WRITTEN TASK: Filter this material down to the lines that hold "Market", copying each one.

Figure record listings
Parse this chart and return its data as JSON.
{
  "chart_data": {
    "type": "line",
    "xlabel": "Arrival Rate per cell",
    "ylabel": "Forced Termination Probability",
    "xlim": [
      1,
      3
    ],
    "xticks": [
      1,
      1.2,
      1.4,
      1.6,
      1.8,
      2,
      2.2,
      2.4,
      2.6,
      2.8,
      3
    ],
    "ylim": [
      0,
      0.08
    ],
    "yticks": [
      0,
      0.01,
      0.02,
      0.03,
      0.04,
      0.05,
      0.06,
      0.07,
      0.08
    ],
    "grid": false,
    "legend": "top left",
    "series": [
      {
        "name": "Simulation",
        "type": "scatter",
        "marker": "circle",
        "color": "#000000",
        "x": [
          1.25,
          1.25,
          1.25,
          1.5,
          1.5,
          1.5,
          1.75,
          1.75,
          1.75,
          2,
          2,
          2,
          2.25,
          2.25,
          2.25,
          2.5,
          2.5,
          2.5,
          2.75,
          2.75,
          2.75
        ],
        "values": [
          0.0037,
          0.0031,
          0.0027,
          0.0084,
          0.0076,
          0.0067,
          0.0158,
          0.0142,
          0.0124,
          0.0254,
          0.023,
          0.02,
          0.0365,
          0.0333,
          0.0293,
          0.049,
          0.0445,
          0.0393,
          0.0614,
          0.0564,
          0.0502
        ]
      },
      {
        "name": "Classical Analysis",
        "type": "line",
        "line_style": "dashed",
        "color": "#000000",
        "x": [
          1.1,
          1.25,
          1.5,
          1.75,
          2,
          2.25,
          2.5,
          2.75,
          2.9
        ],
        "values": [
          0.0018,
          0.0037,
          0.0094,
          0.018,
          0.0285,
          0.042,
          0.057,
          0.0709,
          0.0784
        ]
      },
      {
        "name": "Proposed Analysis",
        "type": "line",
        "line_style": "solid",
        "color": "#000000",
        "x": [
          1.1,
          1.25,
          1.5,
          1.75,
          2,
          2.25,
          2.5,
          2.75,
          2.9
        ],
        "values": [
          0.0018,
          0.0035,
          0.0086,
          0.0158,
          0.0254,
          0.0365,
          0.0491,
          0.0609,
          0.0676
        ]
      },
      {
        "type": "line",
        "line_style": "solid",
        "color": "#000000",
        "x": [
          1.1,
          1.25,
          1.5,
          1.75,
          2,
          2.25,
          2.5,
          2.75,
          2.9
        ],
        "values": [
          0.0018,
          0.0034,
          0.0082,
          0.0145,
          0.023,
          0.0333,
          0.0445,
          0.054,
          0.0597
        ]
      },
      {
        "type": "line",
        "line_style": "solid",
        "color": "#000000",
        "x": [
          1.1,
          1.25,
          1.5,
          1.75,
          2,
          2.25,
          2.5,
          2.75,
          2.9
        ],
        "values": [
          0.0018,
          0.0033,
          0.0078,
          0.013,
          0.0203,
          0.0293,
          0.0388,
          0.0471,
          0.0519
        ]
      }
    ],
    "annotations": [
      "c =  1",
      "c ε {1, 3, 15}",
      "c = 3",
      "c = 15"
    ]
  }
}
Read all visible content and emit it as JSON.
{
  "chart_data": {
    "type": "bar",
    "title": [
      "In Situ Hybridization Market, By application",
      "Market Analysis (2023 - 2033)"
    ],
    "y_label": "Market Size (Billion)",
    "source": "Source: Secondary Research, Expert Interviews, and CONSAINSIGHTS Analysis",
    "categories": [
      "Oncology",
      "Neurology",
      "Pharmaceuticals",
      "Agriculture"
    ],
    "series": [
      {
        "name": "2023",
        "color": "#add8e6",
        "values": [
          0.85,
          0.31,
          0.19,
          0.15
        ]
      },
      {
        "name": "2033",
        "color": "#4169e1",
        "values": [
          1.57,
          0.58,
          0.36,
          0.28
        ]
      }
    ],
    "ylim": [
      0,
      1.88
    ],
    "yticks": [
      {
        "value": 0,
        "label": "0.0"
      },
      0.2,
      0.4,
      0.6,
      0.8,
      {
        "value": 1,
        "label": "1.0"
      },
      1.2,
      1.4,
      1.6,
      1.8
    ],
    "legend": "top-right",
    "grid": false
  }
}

TASK RESPONSE:
      "In Situ Hybridization Market, By application",
      "Market Analysis (2023 - 2033)"
    "y_label": "Market Size (Billion)",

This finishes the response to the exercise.